**Request**
Copy each line of the material below that includes the string "mongodb".

**Data listing**

══════════

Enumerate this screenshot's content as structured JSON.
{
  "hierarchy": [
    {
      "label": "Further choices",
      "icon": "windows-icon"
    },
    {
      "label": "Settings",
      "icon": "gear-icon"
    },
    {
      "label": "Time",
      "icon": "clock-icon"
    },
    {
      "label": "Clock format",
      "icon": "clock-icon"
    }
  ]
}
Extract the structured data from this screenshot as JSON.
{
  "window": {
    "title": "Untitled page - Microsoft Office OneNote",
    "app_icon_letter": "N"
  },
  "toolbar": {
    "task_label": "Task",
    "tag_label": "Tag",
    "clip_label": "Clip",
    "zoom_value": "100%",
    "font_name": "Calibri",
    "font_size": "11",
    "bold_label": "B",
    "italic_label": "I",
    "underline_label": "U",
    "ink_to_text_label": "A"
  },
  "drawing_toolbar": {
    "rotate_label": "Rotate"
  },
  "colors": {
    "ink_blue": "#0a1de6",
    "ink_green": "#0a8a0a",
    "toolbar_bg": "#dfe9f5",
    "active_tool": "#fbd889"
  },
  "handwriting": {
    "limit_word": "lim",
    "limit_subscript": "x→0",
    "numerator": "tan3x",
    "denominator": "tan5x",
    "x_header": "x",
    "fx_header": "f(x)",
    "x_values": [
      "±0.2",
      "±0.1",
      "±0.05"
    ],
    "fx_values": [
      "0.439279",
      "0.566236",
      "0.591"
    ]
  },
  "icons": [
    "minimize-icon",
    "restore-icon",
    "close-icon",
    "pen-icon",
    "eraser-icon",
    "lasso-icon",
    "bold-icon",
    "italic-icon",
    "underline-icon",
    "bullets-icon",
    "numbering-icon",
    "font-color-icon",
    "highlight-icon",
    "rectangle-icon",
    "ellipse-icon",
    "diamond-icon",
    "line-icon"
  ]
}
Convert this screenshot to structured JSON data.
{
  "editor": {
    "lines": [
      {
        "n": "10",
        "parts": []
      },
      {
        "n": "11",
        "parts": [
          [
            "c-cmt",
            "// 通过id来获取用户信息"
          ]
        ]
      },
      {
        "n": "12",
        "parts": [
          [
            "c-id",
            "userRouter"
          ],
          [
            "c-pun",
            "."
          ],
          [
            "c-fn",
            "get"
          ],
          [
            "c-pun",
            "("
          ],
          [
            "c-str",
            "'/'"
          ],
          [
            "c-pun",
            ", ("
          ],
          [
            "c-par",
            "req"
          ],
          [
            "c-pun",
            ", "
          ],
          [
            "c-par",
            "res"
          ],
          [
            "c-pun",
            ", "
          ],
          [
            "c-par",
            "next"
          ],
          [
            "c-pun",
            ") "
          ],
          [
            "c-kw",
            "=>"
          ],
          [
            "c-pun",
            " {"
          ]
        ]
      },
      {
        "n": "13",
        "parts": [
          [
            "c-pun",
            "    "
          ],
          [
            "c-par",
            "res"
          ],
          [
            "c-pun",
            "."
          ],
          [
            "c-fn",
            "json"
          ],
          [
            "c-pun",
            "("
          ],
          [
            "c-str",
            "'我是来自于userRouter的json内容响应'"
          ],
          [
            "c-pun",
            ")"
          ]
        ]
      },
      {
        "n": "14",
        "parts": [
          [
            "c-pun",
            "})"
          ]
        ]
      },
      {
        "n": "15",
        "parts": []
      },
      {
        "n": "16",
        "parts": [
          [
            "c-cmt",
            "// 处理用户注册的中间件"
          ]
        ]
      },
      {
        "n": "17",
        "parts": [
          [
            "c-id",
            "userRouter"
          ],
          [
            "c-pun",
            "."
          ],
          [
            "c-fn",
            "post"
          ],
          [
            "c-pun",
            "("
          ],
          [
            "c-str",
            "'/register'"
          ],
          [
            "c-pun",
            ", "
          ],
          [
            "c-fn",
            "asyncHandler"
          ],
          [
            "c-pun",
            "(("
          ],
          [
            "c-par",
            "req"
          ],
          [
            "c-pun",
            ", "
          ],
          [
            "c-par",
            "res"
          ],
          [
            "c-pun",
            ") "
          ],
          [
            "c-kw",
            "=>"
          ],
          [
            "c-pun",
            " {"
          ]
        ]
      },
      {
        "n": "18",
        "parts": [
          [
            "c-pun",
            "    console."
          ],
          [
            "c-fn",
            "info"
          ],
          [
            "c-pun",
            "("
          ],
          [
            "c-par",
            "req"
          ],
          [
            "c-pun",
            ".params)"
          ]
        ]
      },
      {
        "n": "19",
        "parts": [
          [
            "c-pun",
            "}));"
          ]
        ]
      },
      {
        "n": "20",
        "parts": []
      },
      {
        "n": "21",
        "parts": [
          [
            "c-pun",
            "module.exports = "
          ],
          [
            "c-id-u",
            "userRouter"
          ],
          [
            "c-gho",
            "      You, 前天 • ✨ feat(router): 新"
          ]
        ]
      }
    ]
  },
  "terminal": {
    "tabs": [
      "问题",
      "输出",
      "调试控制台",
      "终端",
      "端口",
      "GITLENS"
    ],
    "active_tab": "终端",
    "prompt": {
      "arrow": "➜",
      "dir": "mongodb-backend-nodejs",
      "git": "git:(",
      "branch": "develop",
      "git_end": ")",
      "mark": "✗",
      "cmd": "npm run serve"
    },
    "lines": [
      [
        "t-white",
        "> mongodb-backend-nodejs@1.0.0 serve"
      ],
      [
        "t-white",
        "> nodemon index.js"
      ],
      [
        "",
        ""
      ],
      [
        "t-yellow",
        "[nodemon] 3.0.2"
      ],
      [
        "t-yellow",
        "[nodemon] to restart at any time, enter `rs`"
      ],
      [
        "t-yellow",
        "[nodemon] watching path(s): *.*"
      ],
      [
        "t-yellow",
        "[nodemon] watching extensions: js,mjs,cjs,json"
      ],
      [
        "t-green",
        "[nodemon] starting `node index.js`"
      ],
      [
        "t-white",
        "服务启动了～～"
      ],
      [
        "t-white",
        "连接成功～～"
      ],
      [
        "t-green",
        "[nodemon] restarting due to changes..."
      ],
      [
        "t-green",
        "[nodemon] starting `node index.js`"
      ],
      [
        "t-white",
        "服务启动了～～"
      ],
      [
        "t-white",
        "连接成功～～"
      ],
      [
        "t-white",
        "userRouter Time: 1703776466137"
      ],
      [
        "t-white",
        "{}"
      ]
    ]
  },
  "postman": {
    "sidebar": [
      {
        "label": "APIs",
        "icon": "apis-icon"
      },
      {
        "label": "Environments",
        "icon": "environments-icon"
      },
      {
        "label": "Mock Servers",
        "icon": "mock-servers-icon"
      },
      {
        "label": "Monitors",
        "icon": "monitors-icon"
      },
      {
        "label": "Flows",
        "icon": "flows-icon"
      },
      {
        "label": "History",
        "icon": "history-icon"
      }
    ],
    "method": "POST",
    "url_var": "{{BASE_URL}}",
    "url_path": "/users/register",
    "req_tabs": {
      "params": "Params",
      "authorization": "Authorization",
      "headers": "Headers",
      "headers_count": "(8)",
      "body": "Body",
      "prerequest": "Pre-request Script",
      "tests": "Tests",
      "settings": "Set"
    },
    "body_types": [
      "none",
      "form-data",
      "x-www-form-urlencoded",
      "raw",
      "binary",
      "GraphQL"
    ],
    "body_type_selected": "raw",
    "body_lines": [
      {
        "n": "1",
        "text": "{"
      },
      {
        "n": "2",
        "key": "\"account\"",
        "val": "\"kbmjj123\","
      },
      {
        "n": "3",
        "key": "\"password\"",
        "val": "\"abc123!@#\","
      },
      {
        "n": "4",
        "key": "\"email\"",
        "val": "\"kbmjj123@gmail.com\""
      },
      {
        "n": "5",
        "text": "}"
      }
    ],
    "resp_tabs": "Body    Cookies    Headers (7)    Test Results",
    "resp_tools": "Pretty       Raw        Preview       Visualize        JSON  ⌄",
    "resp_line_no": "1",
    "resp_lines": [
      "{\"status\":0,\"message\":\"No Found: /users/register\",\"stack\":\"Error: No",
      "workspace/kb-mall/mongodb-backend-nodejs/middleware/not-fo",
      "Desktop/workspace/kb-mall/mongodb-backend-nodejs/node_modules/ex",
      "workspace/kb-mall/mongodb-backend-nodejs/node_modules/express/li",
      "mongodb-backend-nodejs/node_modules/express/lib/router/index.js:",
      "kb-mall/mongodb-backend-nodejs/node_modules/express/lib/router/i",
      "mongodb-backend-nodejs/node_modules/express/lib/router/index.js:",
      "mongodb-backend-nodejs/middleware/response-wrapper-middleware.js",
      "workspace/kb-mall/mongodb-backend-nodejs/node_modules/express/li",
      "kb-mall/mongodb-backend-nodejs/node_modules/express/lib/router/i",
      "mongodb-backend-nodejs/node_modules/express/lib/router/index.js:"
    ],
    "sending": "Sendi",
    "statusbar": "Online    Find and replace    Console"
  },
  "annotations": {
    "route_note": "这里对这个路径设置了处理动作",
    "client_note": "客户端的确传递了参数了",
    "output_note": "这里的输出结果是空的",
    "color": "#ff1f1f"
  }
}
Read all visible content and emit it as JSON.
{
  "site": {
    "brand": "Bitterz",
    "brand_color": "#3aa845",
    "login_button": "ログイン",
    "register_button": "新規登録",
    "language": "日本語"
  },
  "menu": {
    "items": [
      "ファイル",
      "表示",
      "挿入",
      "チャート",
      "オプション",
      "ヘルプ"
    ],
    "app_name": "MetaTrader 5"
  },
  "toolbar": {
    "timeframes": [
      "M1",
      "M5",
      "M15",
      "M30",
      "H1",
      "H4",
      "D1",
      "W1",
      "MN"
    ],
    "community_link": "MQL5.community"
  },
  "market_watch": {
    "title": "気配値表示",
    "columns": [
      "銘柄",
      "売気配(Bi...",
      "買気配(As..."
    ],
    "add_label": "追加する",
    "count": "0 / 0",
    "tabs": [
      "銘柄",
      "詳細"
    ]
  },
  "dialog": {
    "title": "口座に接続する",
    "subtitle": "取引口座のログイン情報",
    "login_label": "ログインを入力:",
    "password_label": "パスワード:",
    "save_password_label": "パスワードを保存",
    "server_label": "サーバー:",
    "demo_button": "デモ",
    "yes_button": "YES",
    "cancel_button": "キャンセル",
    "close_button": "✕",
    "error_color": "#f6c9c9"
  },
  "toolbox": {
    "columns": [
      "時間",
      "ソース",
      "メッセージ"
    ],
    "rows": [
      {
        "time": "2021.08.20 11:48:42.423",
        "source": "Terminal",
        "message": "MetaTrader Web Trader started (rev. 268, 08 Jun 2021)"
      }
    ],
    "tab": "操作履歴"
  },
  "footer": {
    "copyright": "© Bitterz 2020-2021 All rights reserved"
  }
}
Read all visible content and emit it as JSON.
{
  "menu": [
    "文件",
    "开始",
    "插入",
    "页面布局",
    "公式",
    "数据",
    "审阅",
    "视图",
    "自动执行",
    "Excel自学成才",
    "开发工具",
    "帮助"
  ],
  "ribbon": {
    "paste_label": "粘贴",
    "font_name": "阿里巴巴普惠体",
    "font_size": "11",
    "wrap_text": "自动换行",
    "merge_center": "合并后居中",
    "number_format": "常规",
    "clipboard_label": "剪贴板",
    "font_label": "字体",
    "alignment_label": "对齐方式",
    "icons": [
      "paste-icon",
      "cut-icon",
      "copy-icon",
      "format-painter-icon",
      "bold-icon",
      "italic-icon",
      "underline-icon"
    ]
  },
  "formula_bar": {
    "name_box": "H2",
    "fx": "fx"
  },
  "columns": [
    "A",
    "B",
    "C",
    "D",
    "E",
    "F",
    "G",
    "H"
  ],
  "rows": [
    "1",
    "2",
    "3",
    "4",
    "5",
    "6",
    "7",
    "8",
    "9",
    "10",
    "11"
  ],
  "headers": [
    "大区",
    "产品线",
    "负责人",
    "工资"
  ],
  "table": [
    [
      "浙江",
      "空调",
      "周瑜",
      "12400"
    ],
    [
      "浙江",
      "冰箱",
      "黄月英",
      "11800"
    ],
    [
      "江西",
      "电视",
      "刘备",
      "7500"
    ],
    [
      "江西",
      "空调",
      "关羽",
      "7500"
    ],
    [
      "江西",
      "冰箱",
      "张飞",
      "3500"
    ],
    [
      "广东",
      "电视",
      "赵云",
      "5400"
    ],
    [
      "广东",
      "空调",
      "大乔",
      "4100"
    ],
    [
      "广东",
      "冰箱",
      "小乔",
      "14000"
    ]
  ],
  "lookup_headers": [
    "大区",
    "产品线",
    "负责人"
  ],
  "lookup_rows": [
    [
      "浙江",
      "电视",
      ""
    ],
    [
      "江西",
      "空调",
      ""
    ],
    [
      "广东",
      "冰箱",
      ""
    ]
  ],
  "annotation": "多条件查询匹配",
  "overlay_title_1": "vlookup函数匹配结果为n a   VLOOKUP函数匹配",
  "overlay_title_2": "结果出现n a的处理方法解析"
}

══════════

**Result of the task**
      "dir": "mongodb-backend-nodejs",
        "> mongodb-backend-nodejs@1.0.0 serve"
      "workspace/kb-mall/mongodb-backend-nodejs/middleware/not-fo",
      "Desktop/workspace/kb-mall/mongodb-backend-nodejs/node_modules/ex",
      "workspace/kb-mall/mongodb-backend-nodejs/node_modules/express/li",
      "mongodb-backend-nodejs/node_modules/express/lib/router/index.js:",
      "kb-mall/mongodb-backend-nodejs/node_modules/express/lib/router/i",
      "mongodb-backend-nodejs/node_modules/express/lib/router/index.js:",
      "mongodb-backend-nodejs/middleware/response-wrapper-middleware.js",
      "workspace/kb-mall/mongodb-backend-nodejs/node_modules/express/li",
      "kb-mall/mongodb-backend-nodejs/node_modules/express/lib/router/i",
      "mongodb-backend-nodejs/node_modules/express/lib/router/index.js:"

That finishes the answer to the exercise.